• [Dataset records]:
☆ ☆ ☆ ☆ ☆ ☆ ☆
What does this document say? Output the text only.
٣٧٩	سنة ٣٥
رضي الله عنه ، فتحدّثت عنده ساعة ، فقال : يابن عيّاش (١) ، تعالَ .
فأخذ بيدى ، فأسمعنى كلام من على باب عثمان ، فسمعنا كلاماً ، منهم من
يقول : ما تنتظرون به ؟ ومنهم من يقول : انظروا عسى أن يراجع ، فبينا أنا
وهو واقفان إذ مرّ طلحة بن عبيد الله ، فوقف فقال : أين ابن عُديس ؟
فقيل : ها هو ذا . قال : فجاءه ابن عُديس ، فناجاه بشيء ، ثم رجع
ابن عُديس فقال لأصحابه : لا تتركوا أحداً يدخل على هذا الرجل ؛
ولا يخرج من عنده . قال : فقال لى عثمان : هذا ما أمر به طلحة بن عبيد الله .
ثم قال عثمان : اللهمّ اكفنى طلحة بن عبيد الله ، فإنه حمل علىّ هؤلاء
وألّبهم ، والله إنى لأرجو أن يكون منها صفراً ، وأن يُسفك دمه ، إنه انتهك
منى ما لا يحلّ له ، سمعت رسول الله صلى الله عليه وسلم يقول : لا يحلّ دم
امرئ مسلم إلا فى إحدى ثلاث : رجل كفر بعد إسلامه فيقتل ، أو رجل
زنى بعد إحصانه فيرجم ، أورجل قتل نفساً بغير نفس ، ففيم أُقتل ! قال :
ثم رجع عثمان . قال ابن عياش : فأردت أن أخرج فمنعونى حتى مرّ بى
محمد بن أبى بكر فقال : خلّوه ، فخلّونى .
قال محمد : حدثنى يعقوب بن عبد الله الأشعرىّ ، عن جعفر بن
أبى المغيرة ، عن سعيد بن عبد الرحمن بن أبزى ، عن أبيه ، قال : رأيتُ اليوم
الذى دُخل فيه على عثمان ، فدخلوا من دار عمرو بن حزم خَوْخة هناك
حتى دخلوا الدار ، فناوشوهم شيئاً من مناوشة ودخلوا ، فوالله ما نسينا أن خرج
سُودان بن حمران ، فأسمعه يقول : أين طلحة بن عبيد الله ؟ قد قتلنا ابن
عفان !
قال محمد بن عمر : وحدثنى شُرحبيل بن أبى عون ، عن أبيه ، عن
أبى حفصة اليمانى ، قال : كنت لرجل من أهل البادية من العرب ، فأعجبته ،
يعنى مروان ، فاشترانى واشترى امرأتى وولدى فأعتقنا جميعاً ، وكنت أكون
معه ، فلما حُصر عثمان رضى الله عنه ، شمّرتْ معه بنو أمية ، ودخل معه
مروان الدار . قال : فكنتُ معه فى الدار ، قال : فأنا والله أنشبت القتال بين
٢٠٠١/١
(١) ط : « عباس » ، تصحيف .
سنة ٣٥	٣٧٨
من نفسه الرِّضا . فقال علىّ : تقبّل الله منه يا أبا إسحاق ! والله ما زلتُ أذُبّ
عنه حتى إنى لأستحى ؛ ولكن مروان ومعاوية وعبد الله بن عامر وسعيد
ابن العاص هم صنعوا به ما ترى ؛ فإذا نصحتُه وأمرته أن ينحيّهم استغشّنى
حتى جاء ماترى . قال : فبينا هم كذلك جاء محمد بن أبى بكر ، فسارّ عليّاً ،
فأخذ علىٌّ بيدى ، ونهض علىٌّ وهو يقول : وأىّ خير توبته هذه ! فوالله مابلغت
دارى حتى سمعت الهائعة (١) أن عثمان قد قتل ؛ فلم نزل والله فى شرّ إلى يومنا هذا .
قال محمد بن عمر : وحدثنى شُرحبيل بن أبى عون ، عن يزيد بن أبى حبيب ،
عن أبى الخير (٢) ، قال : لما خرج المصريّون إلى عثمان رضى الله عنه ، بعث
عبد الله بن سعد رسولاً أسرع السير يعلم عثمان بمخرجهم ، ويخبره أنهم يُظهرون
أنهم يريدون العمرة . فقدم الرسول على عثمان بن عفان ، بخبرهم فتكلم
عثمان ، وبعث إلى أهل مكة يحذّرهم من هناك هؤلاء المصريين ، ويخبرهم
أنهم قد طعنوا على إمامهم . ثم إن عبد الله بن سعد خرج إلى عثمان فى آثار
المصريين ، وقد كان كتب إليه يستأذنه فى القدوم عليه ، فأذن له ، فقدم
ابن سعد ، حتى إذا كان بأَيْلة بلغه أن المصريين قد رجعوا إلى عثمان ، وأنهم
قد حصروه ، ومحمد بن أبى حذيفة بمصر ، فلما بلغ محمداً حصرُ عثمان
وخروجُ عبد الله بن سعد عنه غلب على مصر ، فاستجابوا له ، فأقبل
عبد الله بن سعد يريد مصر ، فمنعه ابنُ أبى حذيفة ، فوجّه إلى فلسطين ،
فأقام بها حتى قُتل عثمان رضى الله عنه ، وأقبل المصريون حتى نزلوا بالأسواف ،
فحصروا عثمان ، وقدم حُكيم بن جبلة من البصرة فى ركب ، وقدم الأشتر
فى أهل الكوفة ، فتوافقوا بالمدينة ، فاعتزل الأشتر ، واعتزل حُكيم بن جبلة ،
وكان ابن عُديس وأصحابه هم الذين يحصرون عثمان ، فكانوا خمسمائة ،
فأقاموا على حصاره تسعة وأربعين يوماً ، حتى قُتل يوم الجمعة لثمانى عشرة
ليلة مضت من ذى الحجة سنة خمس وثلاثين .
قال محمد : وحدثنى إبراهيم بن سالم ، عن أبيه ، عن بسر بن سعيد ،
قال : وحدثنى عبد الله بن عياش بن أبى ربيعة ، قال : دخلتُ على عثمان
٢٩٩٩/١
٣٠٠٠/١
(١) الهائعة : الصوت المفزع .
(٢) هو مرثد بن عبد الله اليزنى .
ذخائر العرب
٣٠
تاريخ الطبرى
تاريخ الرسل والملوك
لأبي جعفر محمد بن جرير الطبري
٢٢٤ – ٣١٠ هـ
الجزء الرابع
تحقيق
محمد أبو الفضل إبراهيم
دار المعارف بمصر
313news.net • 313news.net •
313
☆ ☆ ☆ ☆ ☆ ☆ ☆
From the records above, pull out each line that has "سمعت".

منى ما لا يحلّ له ، سمعت رسول الله صلى الله عليه وسلم يقول : لا يحلّ دم
دارى حتى سمعت الهائعة (١) أن عثمان قد قتل ؛ فلم نزل والله فى شرّ إلى يومنا هذا .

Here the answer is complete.